Written instruction
Retype the listing that follows, word for word.

Items

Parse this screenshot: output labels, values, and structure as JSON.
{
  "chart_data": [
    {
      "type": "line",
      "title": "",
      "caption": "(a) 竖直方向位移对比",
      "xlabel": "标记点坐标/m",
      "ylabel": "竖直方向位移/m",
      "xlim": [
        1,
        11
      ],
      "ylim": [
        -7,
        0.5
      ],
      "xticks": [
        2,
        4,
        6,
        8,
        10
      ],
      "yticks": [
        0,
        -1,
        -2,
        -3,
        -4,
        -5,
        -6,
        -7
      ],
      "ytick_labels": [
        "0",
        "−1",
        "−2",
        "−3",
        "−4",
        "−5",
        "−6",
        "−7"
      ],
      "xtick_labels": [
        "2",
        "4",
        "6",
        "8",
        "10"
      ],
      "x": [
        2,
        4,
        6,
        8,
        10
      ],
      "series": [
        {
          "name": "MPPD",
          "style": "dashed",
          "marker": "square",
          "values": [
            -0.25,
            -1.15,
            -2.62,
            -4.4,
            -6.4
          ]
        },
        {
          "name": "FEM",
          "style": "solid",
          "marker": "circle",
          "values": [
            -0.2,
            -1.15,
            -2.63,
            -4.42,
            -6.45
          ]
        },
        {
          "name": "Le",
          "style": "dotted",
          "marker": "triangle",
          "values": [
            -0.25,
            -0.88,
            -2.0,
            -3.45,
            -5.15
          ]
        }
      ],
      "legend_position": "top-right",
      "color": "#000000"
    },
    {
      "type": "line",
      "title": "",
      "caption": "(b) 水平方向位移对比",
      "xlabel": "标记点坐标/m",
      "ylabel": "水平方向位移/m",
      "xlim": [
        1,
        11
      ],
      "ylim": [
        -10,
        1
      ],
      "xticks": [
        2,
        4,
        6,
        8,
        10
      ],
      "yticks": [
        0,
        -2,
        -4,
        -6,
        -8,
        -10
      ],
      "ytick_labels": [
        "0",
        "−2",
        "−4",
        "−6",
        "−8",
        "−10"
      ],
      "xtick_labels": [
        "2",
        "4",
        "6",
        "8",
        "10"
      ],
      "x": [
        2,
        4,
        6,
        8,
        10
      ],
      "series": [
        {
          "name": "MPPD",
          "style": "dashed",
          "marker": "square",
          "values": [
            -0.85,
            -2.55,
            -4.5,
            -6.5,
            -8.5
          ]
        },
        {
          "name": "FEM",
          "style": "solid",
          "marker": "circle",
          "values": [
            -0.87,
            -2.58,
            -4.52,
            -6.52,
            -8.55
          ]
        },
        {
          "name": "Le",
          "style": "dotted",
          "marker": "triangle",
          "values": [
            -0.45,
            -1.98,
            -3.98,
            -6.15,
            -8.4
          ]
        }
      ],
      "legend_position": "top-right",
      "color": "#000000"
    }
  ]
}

Problem solution
Parse this screenshot: output labels, values, and structure as JSON.
{
  "chart_data": [
    {
      "type": "line",
      "title": "",
      "caption": "(a) 竖直方向位移对比",
      "xlabel": "标记点坐标/m",
      "ylabel": "竖直方向位移/m",
      "xlim": [
        1,
        11
      ],
      "ylim": [
        -7,
        0.5
      ],
      "xticks": [
        2,
        4,
        6,
        8,
        10
      ],
      "yticks": [
        0,
        -1,
        -2,
        -3,
        -4,
        -5,
        -6,
        -7
      ],
      "ytick_labels": [
        "0",
        "−1",
        "−2",
        "−3",
        "−4",
        "−5",
        "−6",
        "−7"
      ],
      "xtick_labels": [
        "2",
        "4",
        "6",
        "8",
        "10"
      ],
      "x": [
        2,
        4,
        6,
        8,
        10
      ],
      "series": [
        {
          "name": "MPPD",
          "style": "dashed",
          "marker": "square",
          "values": [
            -0.25,
            -1.15,
            -2.62,
            -4.4,
            -6.4
          ]
        },
        {
          "name": "FEM",
          "style": "solid",
          "marker": "circle",
          "values": [
            -0.2,
            -1.15,
            -2.63,
            -4.42,
            -6.45
          ]
        },
        {
          "name": "Le",
          "style": "dotted",
          "marker": "triangle",
          "values": [
            -0.25,
            -0.88,
            -2.0,
            -3.45,
            -5.15
          ]
        }
      ],
      "legend_position": "top-right",
      "color": "#000000"
    },
    {
      "type": "line",
      "title": "",
      "caption": "(b) 水平方向位移对比",
      "xlabel": "标记点坐标/m",
      "ylabel": "水平方向位移/m",
      "xlim": [
        1,
        11
      ],
      "ylim": [
        -10,
        1
      ],
      "xticks": [
        2,
        4,
        6,
        8,
        10
      ],
      "yticks": [
        0,
        -2,
        -4,
        -6,
        -8,
        -10
      ],
      "ytick_labels": [
        "0",
        "−2",
        "−4",
        "−6",
        "−8",
        "−10"
      ],
      "xtick_labels": [
        "2",
        "4",
        "6",
        "8",
        "10"
      ],
      "x": [
        2,
        4,
        6,
        8,
        10
      ],
      "series": [
        {
          "name": "MPPD",
          "style": "dashed",
          "marker": "square",
          "values": [
            -0.85,
            -2.55,
            -4.5,
            -6.5,
            -8.5
          ]
        },
        {
          "name": "FEM",
          "style": "solid",
          "marker": "circle",
          "values": [
            -0.87,
            -2.58,
            -4.52,
            -6.52,
            -8.55
          ]
        },
        {
          "name": "Le",
          "style": "dotted",
          "marker": "triangle",
          "values": [
            -0.45,
            -1.98,
            -3.98,
            -6.15,
            -8.4
          ]
        }
      ],
      "legend_position": "top-right",
      "color": "#000000"
    }
  ]
}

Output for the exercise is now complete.